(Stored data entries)
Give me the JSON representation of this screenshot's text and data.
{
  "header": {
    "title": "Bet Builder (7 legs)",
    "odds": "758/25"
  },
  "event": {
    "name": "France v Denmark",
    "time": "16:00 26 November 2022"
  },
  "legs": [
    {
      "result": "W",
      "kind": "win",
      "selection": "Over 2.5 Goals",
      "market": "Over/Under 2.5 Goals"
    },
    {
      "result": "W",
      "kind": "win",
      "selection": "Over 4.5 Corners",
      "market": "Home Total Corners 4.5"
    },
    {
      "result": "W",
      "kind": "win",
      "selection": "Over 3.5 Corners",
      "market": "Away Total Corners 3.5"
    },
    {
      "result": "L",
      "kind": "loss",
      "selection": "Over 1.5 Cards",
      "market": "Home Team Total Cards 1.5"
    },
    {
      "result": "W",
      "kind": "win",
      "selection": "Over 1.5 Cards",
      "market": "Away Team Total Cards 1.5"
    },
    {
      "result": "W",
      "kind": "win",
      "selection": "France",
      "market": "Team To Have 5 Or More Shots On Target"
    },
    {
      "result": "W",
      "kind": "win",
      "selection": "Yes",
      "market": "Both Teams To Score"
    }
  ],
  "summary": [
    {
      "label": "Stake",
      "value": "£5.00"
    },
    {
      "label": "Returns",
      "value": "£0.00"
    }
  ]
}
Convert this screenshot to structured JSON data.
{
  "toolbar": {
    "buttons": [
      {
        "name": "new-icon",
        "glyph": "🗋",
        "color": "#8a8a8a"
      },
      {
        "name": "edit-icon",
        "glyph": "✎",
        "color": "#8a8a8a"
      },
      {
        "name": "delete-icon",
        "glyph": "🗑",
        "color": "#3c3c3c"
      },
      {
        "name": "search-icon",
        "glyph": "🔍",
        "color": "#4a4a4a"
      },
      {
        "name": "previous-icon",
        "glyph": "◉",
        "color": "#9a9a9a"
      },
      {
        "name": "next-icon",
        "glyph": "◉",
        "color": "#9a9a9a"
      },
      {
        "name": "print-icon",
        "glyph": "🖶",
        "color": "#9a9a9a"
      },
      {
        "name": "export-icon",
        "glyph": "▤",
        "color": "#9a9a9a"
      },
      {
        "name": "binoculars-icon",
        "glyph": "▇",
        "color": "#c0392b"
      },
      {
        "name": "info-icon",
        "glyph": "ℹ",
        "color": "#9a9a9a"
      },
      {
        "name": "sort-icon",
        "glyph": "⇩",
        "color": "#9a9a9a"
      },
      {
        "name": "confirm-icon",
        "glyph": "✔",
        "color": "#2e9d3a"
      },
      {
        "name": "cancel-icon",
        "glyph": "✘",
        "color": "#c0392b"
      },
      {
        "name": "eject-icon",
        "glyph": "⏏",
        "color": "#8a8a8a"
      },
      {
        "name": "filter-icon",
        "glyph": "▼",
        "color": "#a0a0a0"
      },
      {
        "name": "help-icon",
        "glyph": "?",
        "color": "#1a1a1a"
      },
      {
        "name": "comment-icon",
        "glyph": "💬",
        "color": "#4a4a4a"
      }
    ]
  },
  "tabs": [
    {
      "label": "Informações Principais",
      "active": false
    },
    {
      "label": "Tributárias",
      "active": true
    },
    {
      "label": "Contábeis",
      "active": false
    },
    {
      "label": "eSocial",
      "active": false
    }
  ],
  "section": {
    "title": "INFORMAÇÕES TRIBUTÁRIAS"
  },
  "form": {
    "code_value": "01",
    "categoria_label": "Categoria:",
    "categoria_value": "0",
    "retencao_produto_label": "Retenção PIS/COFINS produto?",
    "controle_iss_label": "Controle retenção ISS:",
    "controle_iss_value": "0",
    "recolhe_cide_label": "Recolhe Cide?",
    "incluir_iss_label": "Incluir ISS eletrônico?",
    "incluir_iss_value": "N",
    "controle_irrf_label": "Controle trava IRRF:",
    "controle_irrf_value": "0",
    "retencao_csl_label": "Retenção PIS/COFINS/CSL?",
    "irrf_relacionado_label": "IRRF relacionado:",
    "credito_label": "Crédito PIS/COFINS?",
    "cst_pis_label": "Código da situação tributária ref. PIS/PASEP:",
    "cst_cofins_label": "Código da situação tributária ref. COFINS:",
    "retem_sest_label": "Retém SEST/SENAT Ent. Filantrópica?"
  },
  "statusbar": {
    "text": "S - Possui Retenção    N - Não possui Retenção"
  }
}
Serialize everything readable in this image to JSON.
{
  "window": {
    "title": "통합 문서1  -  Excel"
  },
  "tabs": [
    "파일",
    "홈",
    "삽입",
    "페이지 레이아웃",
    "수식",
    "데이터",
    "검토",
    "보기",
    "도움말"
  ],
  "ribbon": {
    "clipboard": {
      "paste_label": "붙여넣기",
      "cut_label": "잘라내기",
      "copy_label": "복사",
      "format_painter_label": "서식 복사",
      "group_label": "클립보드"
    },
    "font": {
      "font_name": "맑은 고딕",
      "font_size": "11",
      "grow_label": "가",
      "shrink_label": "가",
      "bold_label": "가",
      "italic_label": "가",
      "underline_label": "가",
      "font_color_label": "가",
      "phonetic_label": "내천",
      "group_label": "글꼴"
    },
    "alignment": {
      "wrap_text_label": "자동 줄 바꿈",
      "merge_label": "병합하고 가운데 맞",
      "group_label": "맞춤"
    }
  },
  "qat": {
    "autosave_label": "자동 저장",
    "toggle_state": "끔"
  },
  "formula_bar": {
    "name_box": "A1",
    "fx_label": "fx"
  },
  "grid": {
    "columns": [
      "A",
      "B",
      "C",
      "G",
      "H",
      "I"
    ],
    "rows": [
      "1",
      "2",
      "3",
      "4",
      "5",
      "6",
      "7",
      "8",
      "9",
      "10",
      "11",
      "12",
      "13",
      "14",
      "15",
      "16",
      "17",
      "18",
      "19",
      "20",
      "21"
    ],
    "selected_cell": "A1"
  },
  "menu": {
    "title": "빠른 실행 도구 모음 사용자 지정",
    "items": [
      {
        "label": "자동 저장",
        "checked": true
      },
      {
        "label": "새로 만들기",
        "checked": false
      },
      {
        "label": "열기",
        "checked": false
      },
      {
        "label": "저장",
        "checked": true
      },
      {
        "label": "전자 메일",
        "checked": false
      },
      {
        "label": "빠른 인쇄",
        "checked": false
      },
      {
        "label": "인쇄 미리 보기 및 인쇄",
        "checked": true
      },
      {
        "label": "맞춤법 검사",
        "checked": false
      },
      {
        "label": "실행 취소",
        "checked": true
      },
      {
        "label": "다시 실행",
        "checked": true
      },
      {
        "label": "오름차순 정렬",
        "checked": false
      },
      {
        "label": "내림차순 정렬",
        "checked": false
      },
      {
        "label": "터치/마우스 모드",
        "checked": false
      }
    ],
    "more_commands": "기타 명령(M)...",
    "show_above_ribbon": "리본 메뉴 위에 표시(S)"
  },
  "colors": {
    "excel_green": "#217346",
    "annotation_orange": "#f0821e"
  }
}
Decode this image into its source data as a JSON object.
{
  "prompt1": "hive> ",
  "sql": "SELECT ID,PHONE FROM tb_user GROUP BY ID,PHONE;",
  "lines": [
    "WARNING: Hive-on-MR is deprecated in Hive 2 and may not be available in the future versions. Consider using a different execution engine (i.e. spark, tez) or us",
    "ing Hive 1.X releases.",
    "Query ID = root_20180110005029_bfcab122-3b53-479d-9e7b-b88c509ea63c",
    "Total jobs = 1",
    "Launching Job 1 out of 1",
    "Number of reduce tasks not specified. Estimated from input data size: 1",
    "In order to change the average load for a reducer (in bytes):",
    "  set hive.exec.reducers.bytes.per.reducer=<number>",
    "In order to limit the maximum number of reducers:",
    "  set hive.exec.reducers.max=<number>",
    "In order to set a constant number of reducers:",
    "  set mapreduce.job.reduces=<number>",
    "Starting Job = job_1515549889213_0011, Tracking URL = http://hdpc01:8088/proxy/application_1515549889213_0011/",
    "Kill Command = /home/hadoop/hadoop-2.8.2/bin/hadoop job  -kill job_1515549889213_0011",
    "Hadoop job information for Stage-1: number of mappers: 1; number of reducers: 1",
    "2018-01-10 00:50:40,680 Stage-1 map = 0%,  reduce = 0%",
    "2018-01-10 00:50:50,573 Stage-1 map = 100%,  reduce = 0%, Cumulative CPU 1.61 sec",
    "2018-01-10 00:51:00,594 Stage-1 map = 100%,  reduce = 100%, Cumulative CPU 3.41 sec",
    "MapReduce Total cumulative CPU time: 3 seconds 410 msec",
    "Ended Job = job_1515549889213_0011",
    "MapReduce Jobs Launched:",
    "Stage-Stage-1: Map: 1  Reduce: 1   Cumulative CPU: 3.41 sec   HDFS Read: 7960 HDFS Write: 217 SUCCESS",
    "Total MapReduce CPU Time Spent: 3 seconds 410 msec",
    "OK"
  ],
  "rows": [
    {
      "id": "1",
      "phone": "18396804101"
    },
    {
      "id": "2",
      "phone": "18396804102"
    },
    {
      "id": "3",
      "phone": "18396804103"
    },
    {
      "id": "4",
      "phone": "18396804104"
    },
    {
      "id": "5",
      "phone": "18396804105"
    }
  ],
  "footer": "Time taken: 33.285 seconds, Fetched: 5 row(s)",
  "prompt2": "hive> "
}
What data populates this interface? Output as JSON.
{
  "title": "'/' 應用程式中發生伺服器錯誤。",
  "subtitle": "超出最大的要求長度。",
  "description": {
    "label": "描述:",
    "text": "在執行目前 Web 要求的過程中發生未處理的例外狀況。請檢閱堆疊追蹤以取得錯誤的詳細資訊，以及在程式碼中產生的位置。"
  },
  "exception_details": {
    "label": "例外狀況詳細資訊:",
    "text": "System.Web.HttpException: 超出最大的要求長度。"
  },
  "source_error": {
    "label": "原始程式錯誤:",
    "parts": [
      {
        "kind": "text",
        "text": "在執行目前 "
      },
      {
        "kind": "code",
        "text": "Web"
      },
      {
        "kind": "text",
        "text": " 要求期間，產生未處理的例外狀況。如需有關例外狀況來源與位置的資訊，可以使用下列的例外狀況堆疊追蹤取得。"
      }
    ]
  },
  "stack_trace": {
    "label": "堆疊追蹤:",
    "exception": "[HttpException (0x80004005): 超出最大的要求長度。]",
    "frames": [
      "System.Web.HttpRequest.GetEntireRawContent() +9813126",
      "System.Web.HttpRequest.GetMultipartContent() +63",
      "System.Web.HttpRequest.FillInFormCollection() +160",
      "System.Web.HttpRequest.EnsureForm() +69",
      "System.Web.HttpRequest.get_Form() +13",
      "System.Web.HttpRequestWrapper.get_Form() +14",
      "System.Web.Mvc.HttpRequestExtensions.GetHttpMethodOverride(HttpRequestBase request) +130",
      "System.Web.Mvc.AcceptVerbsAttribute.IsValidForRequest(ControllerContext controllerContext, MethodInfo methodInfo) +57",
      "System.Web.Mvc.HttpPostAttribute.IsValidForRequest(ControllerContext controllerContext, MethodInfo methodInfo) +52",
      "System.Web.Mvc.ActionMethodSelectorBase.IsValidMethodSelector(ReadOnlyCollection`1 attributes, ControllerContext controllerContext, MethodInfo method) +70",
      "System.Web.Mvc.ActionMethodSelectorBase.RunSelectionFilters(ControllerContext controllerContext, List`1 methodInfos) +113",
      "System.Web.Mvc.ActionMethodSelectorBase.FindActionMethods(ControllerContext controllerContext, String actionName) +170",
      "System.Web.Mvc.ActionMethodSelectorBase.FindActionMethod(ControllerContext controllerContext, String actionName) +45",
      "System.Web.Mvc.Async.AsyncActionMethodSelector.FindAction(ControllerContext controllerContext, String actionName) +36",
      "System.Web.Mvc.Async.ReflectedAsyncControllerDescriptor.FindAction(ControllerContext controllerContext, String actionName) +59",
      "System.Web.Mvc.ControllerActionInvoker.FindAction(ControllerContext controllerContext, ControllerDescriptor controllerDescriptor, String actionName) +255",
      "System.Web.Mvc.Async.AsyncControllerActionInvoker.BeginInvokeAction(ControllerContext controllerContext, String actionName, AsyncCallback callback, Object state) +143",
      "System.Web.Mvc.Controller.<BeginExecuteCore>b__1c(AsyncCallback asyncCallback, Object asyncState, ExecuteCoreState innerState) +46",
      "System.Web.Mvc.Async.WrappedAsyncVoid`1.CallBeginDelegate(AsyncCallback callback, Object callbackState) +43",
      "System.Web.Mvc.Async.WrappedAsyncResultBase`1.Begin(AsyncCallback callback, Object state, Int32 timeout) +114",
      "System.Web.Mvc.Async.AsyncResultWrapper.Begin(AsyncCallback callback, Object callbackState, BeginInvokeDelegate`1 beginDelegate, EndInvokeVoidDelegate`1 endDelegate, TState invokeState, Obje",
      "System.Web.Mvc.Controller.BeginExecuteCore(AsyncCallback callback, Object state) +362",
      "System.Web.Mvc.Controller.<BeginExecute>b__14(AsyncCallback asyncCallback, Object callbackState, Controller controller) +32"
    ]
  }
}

_Problem requirements_: Return all lines containing the word "screenshot".

_Reply_:
Give me the JSON representation of this screenshot's text and data.
Convert this screenshot to structured JSON data.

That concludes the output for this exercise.